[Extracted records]
-=-=-=-=-

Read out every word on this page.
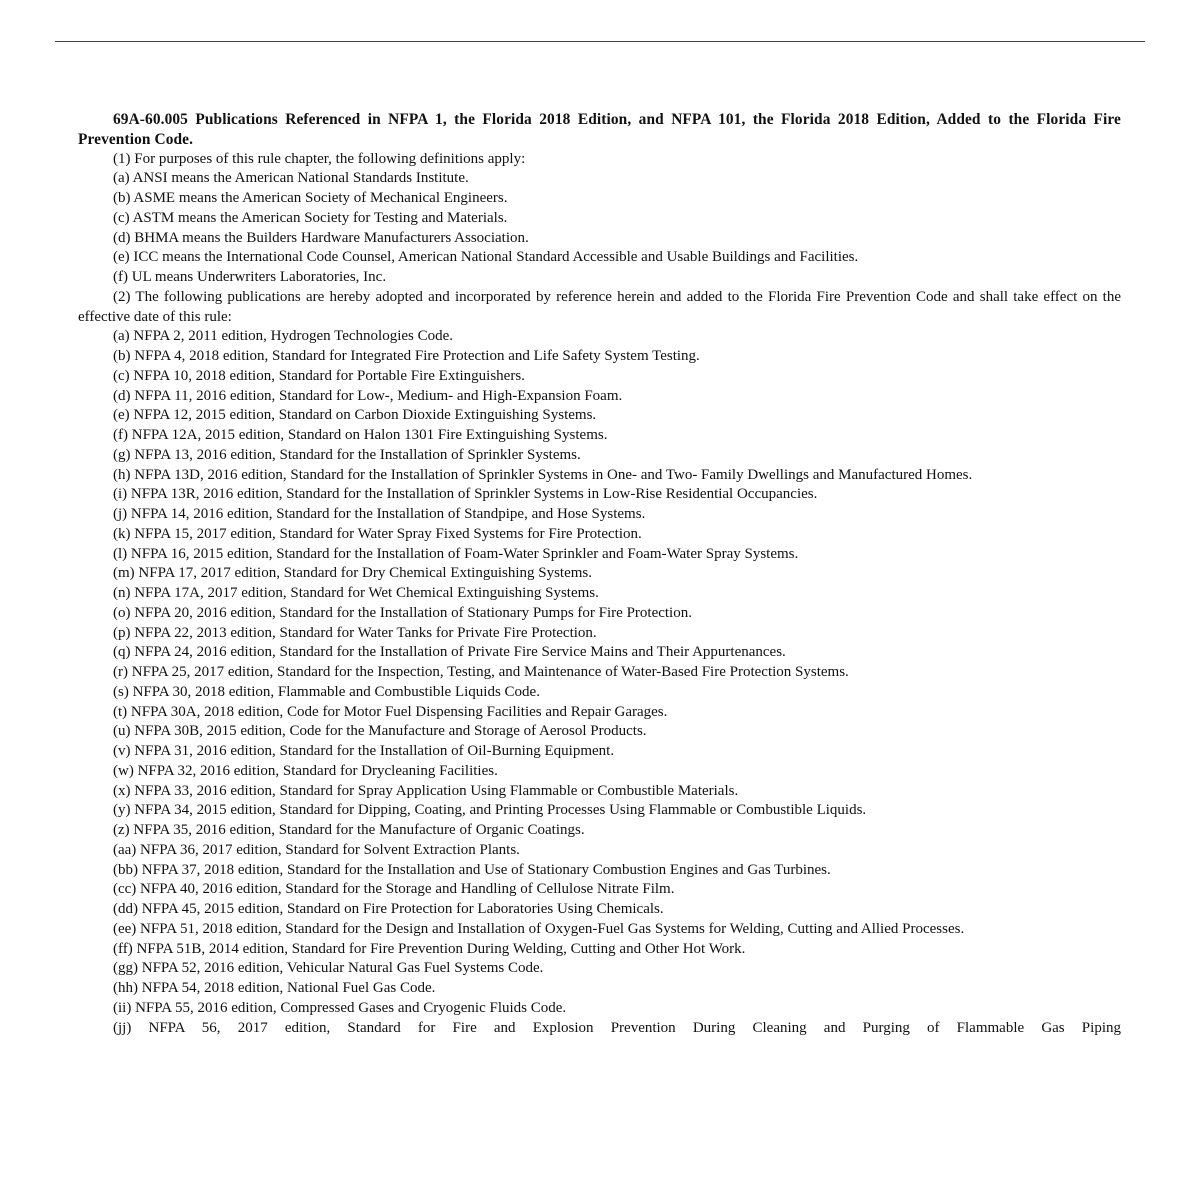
69A-60.005 Publications Referenced in NFPA 1, the Florida 2018 Edition, and NFPA 101, the Florida 2018 Edition, Added to the Florida Fire Prevention Code.

(1) For purposes of this rule chapter, the following definitions apply:

(a) ANSI means the American National Standards Institute.

(b) ASME means the American Society of Mechanical Engineers.

(c) ASTM means the American Society for Testing and Materials.

(d) BHMA means the Builders Hardware Manufacturers Association.

(e) ICC means the International Code Counsel, American National Standard Accessible and Usable Buildings and Facilities.

(f) UL means Underwriters Laboratories, Inc.

(2) The following publications are hereby adopted and incorporated by reference herein and added to the Florida Fire Prevention Code and shall take effect on the effective date of this rule:

(a) NFPA 2, 2011 edition, Hydrogen Technologies Code.

(b) NFPA 4, 2018 edition, Standard for Integrated Fire Protection and Life Safety System Testing.

(c) NFPA 10, 2018 edition, Standard for Portable Fire Extinguishers.

(d) NFPA 11, 2016 edition, Standard for Low-, Medium- and High-Expansion Foam.

(e) NFPA 12, 2015 edition, Standard on Carbon Dioxide Extinguishing Systems.

(f) NFPA 12A, 2015 edition, Standard on Halon 1301 Fire Extinguishing Systems.

(g) NFPA 13, 2016 edition, Standard for the Installation of Sprinkler Systems.

(h) NFPA 13D, 2016 edition, Standard for the Installation of Sprinkler Systems in One- and Two- Family Dwellings and Manufactured Homes.

(i) NFPA 13R, 2016 edition, Standard for the Installation of Sprinkler Systems in Low-Rise Residential Occupancies.

(j) NFPA 14, 2016 edition, Standard for the Installation of Standpipe, and Hose Systems.

(k) NFPA 15, 2017 edition, Standard for Water Spray Fixed Systems for Fire Protection.

(l) NFPA 16, 2015 edition, Standard for the Installation of Foam-Water Sprinkler and Foam-Water Spray Systems.

(m) NFPA 17, 2017 edition, Standard for Dry Chemical Extinguishing Systems.

(n) NFPA 17A, 2017 edition, Standard for Wet Chemical Extinguishing Systems.

(o) NFPA 20, 2016 edition, Standard for the Installation of Stationary Pumps for Fire Protection.

(p) NFPA 22, 2013 edition, Standard for Water Tanks for Private Fire Protection.

(q) NFPA 24, 2016 edition, Standard for the Installation of Private Fire Service Mains and Their Appurtenances.

(r) NFPA 25, 2017 edition, Standard for the Inspection, Testing, and Maintenance of Water-Based Fire Protection Systems.

(s) NFPA 30, 2018 edition, Flammable and Combustible Liquids Code.

(t) NFPA 30A, 2018 edition, Code for Motor Fuel Dispensing Facilities and Repair Garages.

(u) NFPA 30B, 2015 edition, Code for the Manufacture and Storage of Aerosol Products.

(v) NFPA 31, 2016 edition, Standard for the Installation of Oil-Burning Equipment.

(w) NFPA 32, 2016 edition, Standard for Drycleaning Facilities.

(x) NFPA 33, 2016 edition, Standard for Spray Application Using Flammable or Combustible Materials.

(y) NFPA 34, 2015 edition, Standard for Dipping, Coating, and Printing Processes Using Flammable or Combustible Liquids.

(z) NFPA 35, 2016 edition, Standard for the Manufacture of Organic Coatings.

(aa) NFPA 36, 2017 edition, Standard for Solvent Extraction Plants.

(bb) NFPA 37, 2018 edition, Standard for the Installation and Use of Stationary Combustion Engines and Gas Turbines.

(cc) NFPA 40, 2016 edition, Standard for the Storage and Handling of Cellulose Nitrate Film.

(dd) NFPA 45, 2015 edition, Standard on Fire Protection for Laboratories Using Chemicals.

(ee) NFPA 51, 2018 edition, Standard for the Design and Installation of Oxygen-Fuel Gas Systems for Welding, Cutting and Allied Processes.

(ff) NFPA 51B, 2014 edition, Standard for Fire Prevention During Welding, Cutting and Other Hot Work.

(gg) NFPA 52, 2016 edition, Vehicular Natural Gas Fuel Systems Code.

(hh) NFPA 54, 2018 edition, National Fuel Gas Code.

(ii) NFPA 55, 2016 edition, Compressed Gases and Cryogenic Fluids Code.

(jj) NFPA 56, 2017 edition, Standard for Fire and Explosion Prevention During Cleaning and Purging of Flammable Gas Piping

-=-=-=-=-

▶ Problem details
Return each line with "Stationary".

▶ Full solution
(o) NFPA 20, 2016 edition, Standard for the Installation of Stationary Pumps for Fire Protection.
(bb) NFPA 37, 2018 edition, Standard for the Installation and Use of Stationary Combustion Engines and Gas Turbines.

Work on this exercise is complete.